**Problem statement**
Scan the data below for the string "REQUIERE". Show every line where it turns up.

___ Data provided ___

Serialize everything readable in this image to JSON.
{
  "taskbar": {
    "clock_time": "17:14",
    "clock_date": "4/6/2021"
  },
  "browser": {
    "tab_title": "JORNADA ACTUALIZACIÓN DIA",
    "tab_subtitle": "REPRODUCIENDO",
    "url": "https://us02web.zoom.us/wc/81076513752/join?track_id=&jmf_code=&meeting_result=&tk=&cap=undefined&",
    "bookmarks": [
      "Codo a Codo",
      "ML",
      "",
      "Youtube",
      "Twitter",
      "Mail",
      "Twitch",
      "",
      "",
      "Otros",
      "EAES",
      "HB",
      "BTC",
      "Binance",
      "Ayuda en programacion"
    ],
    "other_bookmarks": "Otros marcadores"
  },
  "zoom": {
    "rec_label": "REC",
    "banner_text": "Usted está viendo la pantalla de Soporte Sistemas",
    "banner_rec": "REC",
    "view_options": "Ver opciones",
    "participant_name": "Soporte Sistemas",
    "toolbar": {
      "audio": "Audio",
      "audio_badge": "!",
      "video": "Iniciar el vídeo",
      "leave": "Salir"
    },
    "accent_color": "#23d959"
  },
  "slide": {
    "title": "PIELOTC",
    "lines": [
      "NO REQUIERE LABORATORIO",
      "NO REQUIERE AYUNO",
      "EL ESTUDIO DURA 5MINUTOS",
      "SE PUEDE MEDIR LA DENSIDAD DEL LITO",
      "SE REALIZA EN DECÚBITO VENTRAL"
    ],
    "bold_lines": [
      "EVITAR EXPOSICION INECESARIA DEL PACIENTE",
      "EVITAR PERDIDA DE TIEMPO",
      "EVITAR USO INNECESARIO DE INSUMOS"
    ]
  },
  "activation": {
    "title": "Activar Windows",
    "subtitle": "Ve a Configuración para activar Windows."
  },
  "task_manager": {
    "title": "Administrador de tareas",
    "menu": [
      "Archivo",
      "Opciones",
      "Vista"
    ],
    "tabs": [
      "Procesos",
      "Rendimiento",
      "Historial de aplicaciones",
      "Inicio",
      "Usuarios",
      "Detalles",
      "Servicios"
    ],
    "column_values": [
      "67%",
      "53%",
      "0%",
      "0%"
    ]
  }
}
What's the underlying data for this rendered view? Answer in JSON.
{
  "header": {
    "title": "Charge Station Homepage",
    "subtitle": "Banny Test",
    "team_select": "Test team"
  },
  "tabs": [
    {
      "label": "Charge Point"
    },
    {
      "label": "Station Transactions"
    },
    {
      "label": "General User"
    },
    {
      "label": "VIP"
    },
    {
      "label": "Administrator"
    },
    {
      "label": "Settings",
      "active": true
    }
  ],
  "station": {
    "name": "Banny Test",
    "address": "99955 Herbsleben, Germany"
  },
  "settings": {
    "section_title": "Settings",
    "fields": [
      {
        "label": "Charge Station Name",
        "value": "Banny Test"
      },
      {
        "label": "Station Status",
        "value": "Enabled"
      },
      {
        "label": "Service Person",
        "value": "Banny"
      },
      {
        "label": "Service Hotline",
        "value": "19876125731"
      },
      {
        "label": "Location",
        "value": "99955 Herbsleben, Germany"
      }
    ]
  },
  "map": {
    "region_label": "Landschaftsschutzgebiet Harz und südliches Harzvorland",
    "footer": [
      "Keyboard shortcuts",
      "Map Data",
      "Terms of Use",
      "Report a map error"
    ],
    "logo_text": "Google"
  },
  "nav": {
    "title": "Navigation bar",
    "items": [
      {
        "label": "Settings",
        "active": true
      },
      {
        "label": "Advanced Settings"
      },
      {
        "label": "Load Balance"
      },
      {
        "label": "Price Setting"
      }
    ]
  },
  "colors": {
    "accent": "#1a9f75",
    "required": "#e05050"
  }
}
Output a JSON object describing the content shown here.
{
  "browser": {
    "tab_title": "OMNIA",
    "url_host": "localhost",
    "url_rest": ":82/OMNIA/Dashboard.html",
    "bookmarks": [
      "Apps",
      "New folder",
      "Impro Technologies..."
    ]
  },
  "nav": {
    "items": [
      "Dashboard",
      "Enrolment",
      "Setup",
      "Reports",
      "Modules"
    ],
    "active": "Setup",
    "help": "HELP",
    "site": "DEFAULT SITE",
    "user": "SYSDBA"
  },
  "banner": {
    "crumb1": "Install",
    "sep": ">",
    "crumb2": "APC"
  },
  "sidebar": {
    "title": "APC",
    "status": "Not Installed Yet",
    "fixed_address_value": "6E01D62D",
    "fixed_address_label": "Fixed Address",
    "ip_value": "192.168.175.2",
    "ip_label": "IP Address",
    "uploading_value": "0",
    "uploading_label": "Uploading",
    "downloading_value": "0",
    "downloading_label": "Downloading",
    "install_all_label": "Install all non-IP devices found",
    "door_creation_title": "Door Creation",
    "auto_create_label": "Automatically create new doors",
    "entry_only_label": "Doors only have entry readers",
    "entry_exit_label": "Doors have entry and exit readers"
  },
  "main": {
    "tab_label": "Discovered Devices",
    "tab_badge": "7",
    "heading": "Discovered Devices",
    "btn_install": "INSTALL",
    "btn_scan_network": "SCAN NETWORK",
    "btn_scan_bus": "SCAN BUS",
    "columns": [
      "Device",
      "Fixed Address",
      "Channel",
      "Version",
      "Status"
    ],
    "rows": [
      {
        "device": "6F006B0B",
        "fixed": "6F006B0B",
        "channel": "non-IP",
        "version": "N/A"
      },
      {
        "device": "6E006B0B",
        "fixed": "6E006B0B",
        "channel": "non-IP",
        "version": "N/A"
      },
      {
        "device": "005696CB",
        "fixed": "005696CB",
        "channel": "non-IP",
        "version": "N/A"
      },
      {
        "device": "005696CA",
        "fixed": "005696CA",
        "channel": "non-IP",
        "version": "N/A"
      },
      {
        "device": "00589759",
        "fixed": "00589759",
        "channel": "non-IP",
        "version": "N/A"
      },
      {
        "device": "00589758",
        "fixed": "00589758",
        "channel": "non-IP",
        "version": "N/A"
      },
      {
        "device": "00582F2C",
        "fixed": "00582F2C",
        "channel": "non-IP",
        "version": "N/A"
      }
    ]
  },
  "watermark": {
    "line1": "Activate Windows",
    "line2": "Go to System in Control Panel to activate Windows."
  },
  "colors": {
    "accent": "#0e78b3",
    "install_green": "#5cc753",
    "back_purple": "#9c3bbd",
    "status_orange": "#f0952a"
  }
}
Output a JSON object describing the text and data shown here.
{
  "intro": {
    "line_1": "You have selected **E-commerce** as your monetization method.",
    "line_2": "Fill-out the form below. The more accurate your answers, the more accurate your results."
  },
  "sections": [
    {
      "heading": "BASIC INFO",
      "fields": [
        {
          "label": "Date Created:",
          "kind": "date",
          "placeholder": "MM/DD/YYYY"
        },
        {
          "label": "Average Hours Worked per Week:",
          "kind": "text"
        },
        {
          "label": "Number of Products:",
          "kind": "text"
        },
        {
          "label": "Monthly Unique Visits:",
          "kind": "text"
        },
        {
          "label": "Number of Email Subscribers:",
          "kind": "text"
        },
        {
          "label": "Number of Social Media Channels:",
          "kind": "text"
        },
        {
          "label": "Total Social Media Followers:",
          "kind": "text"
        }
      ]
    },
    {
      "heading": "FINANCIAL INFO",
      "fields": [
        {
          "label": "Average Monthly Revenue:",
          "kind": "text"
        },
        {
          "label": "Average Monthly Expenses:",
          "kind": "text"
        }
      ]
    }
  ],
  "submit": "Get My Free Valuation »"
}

___

**Reply**
      "NO REQUIERE LABORATORIO",
      "NO REQUIERE AYUNO",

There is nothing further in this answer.